Directive
Pictures do not belong in the copy; quote every entry below exactly.

Given records
═══

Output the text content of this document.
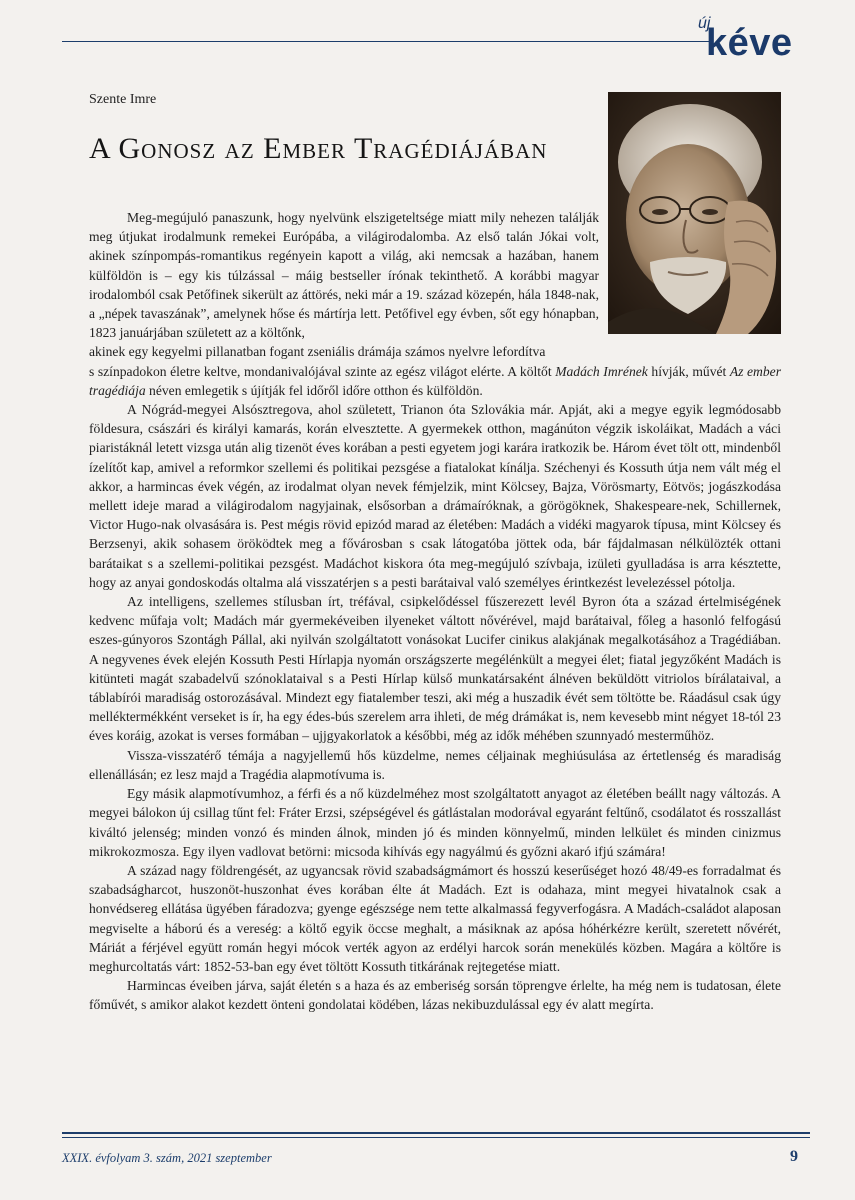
új
kéve
Szente Imre
A Gonosz az Ember Tragédiájában

Meg-megújuló panaszunk, hogy nyelvünk elszigeteltsége miatt mily nehezen találják meg útjukat irodalmunk remekei Európába, a világirodalomba. Az első talán Jókai volt, akinek színpompás-romantikus regényein kapott a világ, aki nemcsak a hazában, hanem külföldön is – egy kis túlzással – máig bestseller írónak tekinthető. A korábbi magyar irodalomból csak Petőfinek sikerült az áttörés, neki már a 19. század közepén, hála 1848-nak, a „népek tavaszának”, amelynek hőse és mártírja lett. Petőfivel egy évben, sőt egy hónapban, 1823 januárjában született az a költőnk,
akinek egy kegyelmi pillanatban fogant zseniális drámája számos nyelvre lefordítva
s színpadokon életre keltve, mondanivalójával szinte az egész világot elérte. A költőt Madách Imrének hívják, művét Az ember tragédiája néven emlegetik s újítják fel időről időre otthon és külföldön.

A Nógrád-megyei Alsósztregova, ahol született, Trianon óta Szlovákia már. Apját, aki a megye egyik legmódosabb földesura, császári és királyi kamarás, korán elvesztette. A gyermekek otthon, magánúton végzik iskoláikat, Madách a váci piaristáknál letett vizsga után alig tizenöt éves korában a pesti egyetem jogi karára iratkozik be. Három évet tölt ott, mindenből ízelítőt kap, amivel a reformkor szellemi és politikai pezsgése a fiatalokat kínálja. Széchenyi és Kossuth útja nem vált még el akkor, a harmincas évek végén, az irodalmat olyan nevek fémjelzik, mint Kölcsey, Bajza, Vörösmarty, Eötvös; jogászkodása mellett ideje marad a világirodalom nagyjainak, elsősorban a drámaíróknak, a görögöknek, Shakespeare-nek, Schillernek, Victor Hugo-nak olvasására is. Pest mégis rövid epizód marad az életében: Madách a vidéki magyarok típusa, mint Kölcsey és Berzsenyi, akik sohasem öröködtek meg a fővárosban s csak látogatóba jöttek oda, bár fájdalmasan nélkülözték ottani barátaikat s a szellemi-politikai pezsgést. Madáchot kiskora óta meg-megújuló szívbaja, izületi gyulladása is arra késztette, hogy az anyai gondoskodás oltalma alá visszatérjen s a pesti barátaival való személyes érintkezést levelezéssel pótolja.

Az intelligens, szellemes stílusban írt, tréfával, csipkelődéssel fűszerezett levél Byron óta a század értelmiségének kedvenc műfaja volt; Madách már gyermekéveiben ilyeneket váltott nővérével, majd barátaival, főleg a hasonló felfogású eszes-gúnyoros Szontágh Pállal, aki nyilván szolgáltatott vonásokat Lucifer cinikus alakjának megalkotásához a Tragédiában. A negyvenes évek elején Kossuth Pesti Hírlapja nyomán országszerte megélénkült a megyei élet; fiatal jegyzőként Madách is kitünteti magát szabadelvű szónoklataival s a Pesti Hírlap külső munkatársaként álnéven beküldött vitriolos bírálataival, a táblabírói maradiság ostorozásával. Mindezt egy fiatalember teszi, aki még a huszadik évét sem töltötte be. Ráadásul csak úgy melléktermékként verseket is ír, ha egy édes-bús szerelem arra ihleti, de még drámákat is, nem kevesebb mint négyet 18-tól 23 éves koráig, azokat is verses formában – ujjgyakorlatok a későbbi, még az idők méhében szunnyadó mesterműhöz.

Vissza-visszatérő témája a nagyjellemű hős küzdelme, nemes céljainak meghiúsulása az értetlenség és maradiság ellenállásán; ez lesz majd a Tragédia alapmotívuma is.

Egy másik alapmotívumhoz, a férfi és a nő küzdelméhez most szolgáltatott anyagot az életében beállt nagy változás. A megyei bálokon új csillag tűnt fel: Fráter Erzsi, szépségével és gátlástalan modorával egyaránt feltűnő, csodálatot és rosszallást kiváltó jelenség; minden vonzó és minden álnok, minden jó és minden könnyelmű, minden lelkület és minden cinizmus mikrokozmosza. Egy ilyen vadlovat betörni: micsoda kihívás egy nagyálmú és győzni akaró ifjú számára!

A század nagy földrengését, az ugyancsak rövid szabadságmámort és hosszú keserűséget hozó 48/49-es forradalmat és szabadságharcot, huszonöt-huszonhat éves korában élte át Madách. Ezt is odahaza, mint megyei hivatalnok csak a honvédsereg ellátása ügyében fáradozva; gyenge egészsége nem tette alkalmassá fegyverfogásra. A Madách-családot alaposan megviselte a háború és a vereség: a költő egyik öccse meghalt, a másiknak az apósa hóhérkézre került, szeretett nővérét, Máriát a férjével együtt román hegyi mócok verték agyon az erdélyi harcok során menekülés közben. Magára a költőre is meghurcoltatás várt: 1852-53-ban egy évet töltött Kossuth titkárának rejtegetése miatt.

Harmincas éveiben járva, saját életén s a haza és az emberiség sorsán töprengve érlelte, ha még nem is tudatosan, élete főművét, s amikor alakot kezdett önteni gondolatai ködében, lázas nekibuzdulással egy év alatt megírta.

XXIX. évfolyam 3. szám, 2021 szeptember	9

═══

Answer below
Output the text content of this document.
új
kéve
Szente Imre
A Gonosz az Ember Tragédiájában

Meg-megújuló panaszunk, hogy nyelvünk elszigeteltsége miatt mily nehezen találják meg útjukat irodalmunk remekei Európába, a világirodalomba. Az első talán Jókai volt, akinek színpompás-romantikus regényein kapott a világ, aki nemcsak a hazában, hanem külföldön is – egy kis túlzással – máig bestseller írónak tekinthető. A korábbi magyar irodalomból csak Petőfinek sikerült az áttörés, neki már a 19. század közepén, hála 1848-nak, a „népek tavaszának”, amelynek hőse és mártírja lett. Petőfivel egy évben, sőt egy hónapban, 1823 januárjában született az a költőnk,
akinek egy kegyelmi pillanatban fogant zseniális drámája számos nyelvre lefordítva
s színpadokon életre keltve, mondanivalójával szinte az egész világot elérte. A költőt Madách Imrének hívják, művét Az ember tragédiája néven emlegetik s újítják fel időről időre otthon és külföldön.

A Nógrád-megyei Alsósztregova, ahol született, Trianon óta Szlovákia már. Apját, aki a megye egyik legmódosabb földesura, császári és királyi kamarás, korán elvesztette. A gyermekek otthon, magánúton végzik iskoláikat, Madách a váci piaristáknál letett vizsga után alig tizenöt éves korában a pesti egyetem jogi karára iratkozik be. Három évet tölt ott, mindenből ízelítőt kap, amivel a reformkor szellemi és politikai pezsgése a fiatalokat kínálja. Széchenyi és Kossuth útja nem vált még el akkor, a harmincas évek végén, az irodalmat olyan nevek fémjelzik, mint Kölcsey, Bajza, Vörösmarty, Eötvös; jogászkodása mellett ideje marad a világirodalom nagyjainak, elsősorban a drámaíróknak, a görögöknek, Shakespeare-nek, Schillernek, Victor Hugo-nak olvasására is. Pest mégis rövid epizód marad az életében: Madách a vidéki magyarok típusa, mint Kölcsey és Berzsenyi, akik sohasem öröködtek meg a fővárosban s csak látogatóba jöttek oda, bár fájdalmasan nélkülözték ottani barátaikat s a szellemi-politikai pezsgést. Madáchot kiskora óta meg-megújuló szívbaja, izületi gyulladása is arra késztette, hogy az anyai gondoskodás oltalma alá visszatérjen s a pesti barátaival való személyes érintkezést levelezéssel pótolja.

Az intelligens, szellemes stílusban írt, tréfával, csipkelődéssel fűszerezett levél Byron óta a század értelmiségének kedvenc műfaja volt; Madách már gyermekéveiben ilyeneket váltott nővérével, majd barátaival, főleg a hasonló felfogású eszes-gúnyoros Szontágh Pállal, aki nyilván szolgáltatott vonásokat Lucifer cinikus alakjának megalkotásához a Tragédiában. A negyvenes évek elején Kossuth Pesti Hírlapja nyomán országszerte megélénkült a megyei élet; fiatal jegyzőként Madách is kitünteti magát szabadelvű szónoklataival s a Pesti Hírlap külső munkatársaként álnéven beküldött vitriolos bírálataival, a táblabírói maradiság ostorozásával. Mindezt egy fiatalember teszi, aki még a huszadik évét sem töltötte be. Ráadásul csak úgy melléktermékként verseket is ír, ha egy édes-bús szerelem arra ihleti, de még drámákat is, nem kevesebb mint négyet 18-tól 23 éves koráig, azokat is verses formában – ujjgyakorlatok a későbbi, még az idők méhében szunnyadó mesterműhöz.

Vissza-visszatérő témája a nagyjellemű hős küzdelme, nemes céljainak meghiúsulása az értetlenség és maradiság ellenállásán; ez lesz majd a Tragédia alapmotívuma is.

Egy másik alapmotívumhoz, a férfi és a nő küzdelméhez most szolgáltatott anyagot az életében beállt nagy változás. A megyei bálokon új csillag tűnt fel: Fráter Erzsi, szépségével és gátlástalan modorával egyaránt feltűnő, csodálatot és rosszallást kiváltó jelenség; minden vonzó és minden álnok, minden jó és minden könnyelmű, minden lelkület és minden cinizmus mikrokozmosza. Egy ilyen vadlovat betörni: micsoda kihívás egy nagyálmú és győzni akaró ifjú számára!

A század nagy földrengését, az ugyancsak rövid szabadságmámort és hosszú keserűséget hozó 48/49-es forradalmat és szabadságharcot, huszonöt-huszonhat éves korában élte át Madách. Ezt is odahaza, mint megyei hivatalnok csak a honvédsereg ellátása ügyében fáradozva; gyenge egészsége nem tette alkalmassá fegyverfogásra. A Madách-családot alaposan megviselte a háború és a vereség: a költő egyik öccse meghalt, a másiknak az apósa hóhérkézre került, szeretett nővérét, Máriát a férjével együtt román hegyi mócok verték agyon az erdélyi harcok során menekülés közben. Magára a költőre is meghurcoltatás várt: 1852-53-ban egy évet töltött Kossuth titkárának rejtegetése miatt.

Harmincas éveiben járva, saját életén s a haza és az emberiség sorsán töprengve érlelte, ha még nem is tudatosan, élete főművét, s amikor alakot kezdett önteni gondolatai ködében, lázas nekibuzdulással egy év alatt megírta.

XXIX. évfolyam 3. szám, 2021 szeptember	9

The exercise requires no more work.